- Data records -
+--
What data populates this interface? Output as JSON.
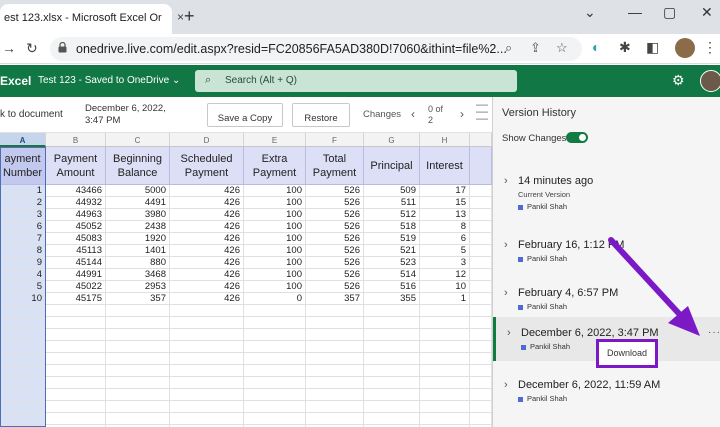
{
  "browser": {
    "tab_title": "est 123.xlsx - Microsoft Excel Or",
    "close": "×",
    "new_tab": "+",
    "minimize": "⌄",
    "win_min": "—",
    "win_max": "▢",
    "win_close": "✕",
    "url": "onedrive.live.com/edit.aspx?resid=FC20856FA5AD380D!7060&ithint=file%2..."
  },
  "excel": {
    "app_name": "Excel",
    "file_status": "Test 123 - Saved to OneDrive ⌄",
    "search_placeholder": "Search (Alt + Q)"
  },
  "toolbar": {
    "back_link": "k to document",
    "version_date": "December 6, 2022, 3:47 PM",
    "save_copy": "Save a Copy",
    "restore": "Restore",
    "changes": "Changes",
    "pager": "0 of 2"
  },
  "grid": {
    "col_letters": [
      "A",
      "B",
      "C",
      "D",
      "E",
      "F",
      "G",
      "H"
    ],
    "headers": [
      "ayment\nNumber",
      "Payment\nAmount",
      "Beginning\nBalance",
      "Scheduled\nPayment",
      "Extra\nPayment",
      "Total\nPayment",
      "Principal",
      "Interest"
    ],
    "rows": [
      [
        "1",
        "43466",
        "5000",
        "426",
        "100",
        "526",
        "509",
        "17"
      ],
      [
        "2",
        "44932",
        "4491",
        "426",
        "100",
        "526",
        "511",
        "15"
      ],
      [
        "3",
        "44963",
        "3980",
        "426",
        "100",
        "526",
        "512",
        "13"
      ],
      [
        "6",
        "45052",
        "2438",
        "426",
        "100",
        "526",
        "518",
        "8"
      ],
      [
        "7",
        "45083",
        "1920",
        "426",
        "100",
        "526",
        "519",
        "6"
      ],
      [
        "8",
        "45113",
        "1401",
        "426",
        "100",
        "526",
        "521",
        "5"
      ],
      [
        "9",
        "45144",
        "880",
        "426",
        "100",
        "526",
        "523",
        "3"
      ],
      [
        "4",
        "44991",
        "3468",
        "426",
        "100",
        "526",
        "514",
        "12"
      ],
      [
        "5",
        "45022",
        "2953",
        "426",
        "100",
        "526",
        "516",
        "10"
      ],
      [
        "10",
        "45175",
        "357",
        "426",
        "0",
        "357",
        "355",
        "1"
      ]
    ]
  },
  "version_history": {
    "title": "Version History",
    "show_changes": "Show Changes",
    "versions": [
      {
        "label": "14 minutes ago",
        "sub": "Current Version",
        "author": "Pankil Shah"
      },
      {
        "label": "February 16, 1:12 PM",
        "sub": "",
        "author": "Pankil Shah"
      },
      {
        "label": "February 4, 6:57 PM",
        "sub": "",
        "author": "Pankil Shah"
      },
      {
        "label": "December 6, 2022, 3:47 PM",
        "sub": "",
        "author": "Pankil Shah"
      },
      {
        "label": "December 6, 2022, 11:59 AM",
        "sub": "",
        "author": "Pankil Shah"
      }
    ],
    "more": "···",
    "download": "Download"
  },
  "colors": {
    "excel_green": "#117845",
    "annotation_purple": "#7c19c7"
  }
}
+--
- EXERCISE OBJECTIVE -
Pictures in the records must not appear in the copy; transcribe everything else precisely.

- THE COMPLETED TASK -
What data populates this interface? Output as JSON.
{
  "browser": {
    "tab_title": "est 123.xlsx - Microsoft Excel Or",
    "close": "×",
    "new_tab": "+",
    "minimize": "⌄",
    "win_min": "—",
    "win_max": "▢",
    "win_close": "✕",
    "url": "onedrive.live.com/edit.aspx?resid=FC20856FA5AD380D!7060&ithint=file%2..."
  },
  "excel": {
    "app_name": "Excel",
    "file_status": "Test 123 - Saved to OneDrive ⌄",
    "search_placeholder": "Search (Alt + Q)"
  },
  "toolbar": {
    "back_link": "k to document",
    "version_date": "December 6, 2022, 3:47 PM",
    "save_copy": "Save a Copy",
    "restore": "Restore",
    "changes": "Changes",
    "pager": "0 of 2"
  },
  "grid": {
    "col_letters": [
      "A",
      "B",
      "C",
      "D",
      "E",
      "F",
      "G",
      "H"
    ],
    "headers": [
      "ayment\nNumber",
      "Payment\nAmount",
      "Beginning\nBalance",
      "Scheduled\nPayment",
      "Extra\nPayment",
      "Total\nPayment",
      "Principal",
      "Interest"
    ],
    "rows": [
      [
        "1",
        "43466",
        "5000",
        "426",
        "100",
        "526",
        "509",
        "17"
      ],
      [
        "2",
        "44932",
        "4491",
        "426",
        "100",
        "526",
        "511",
        "15"
      ],
      [
        "3",
        "44963",
        "3980",
        "426",
        "100",
        "526",
        "512",
        "13"
      ],
      [
        "6",
        "45052",
        "2438",
        "426",
        "100",
        "526",
        "518",
        "8"
      ],
      [
        "7",
        "45083",
        "1920",
        "426",
        "100",
        "526",
        "519",
        "6"
      ],
      [
        "8",
        "45113",
        "1401",
        "426",
        "100",
        "526",
        "521",
        "5"
      ],
      [
        "9",
        "45144",
        "880",
        "426",
        "100",
        "526",
        "523",
        "3"
      ],
      [
        "4",
        "44991",
        "3468",
        "426",
        "100",
        "526",
        "514",
        "12"
      ],
      [
        "5",
        "45022",
        "2953",
        "426",
        "100",
        "526",
        "516",
        "10"
      ],
      [
        "10",
        "45175",
        "357",
        "426",
        "0",
        "357",
        "355",
        "1"
      ]
    ]
  },
  "version_history": {
    "title": "Version History",
    "show_changes": "Show Changes",
    "versions": [
      {
        "label": "14 minutes ago",
        "sub": "Current Version",
        "author": "Pankil Shah"
      },
      {
        "label": "February 16, 1:12 PM",
        "sub": "",
        "author": "Pankil Shah"
      },
      {
        "label": "February 4, 6:57 PM",
        "sub": "",
        "author": "Pankil Shah"
      },
      {
        "label": "December 6, 2022, 3:47 PM",
        "sub": "",
        "author": "Pankil Shah"
      },
      {
        "label": "December 6, 2022, 11:59 AM",
        "sub": "",
        "author": "Pankil Shah"
      }
    ],
    "more": "···",
    "download": "Download"
  },
  "colors": {
    "excel_green": "#117845",
    "annotation_purple": "#7c19c7"
  }
}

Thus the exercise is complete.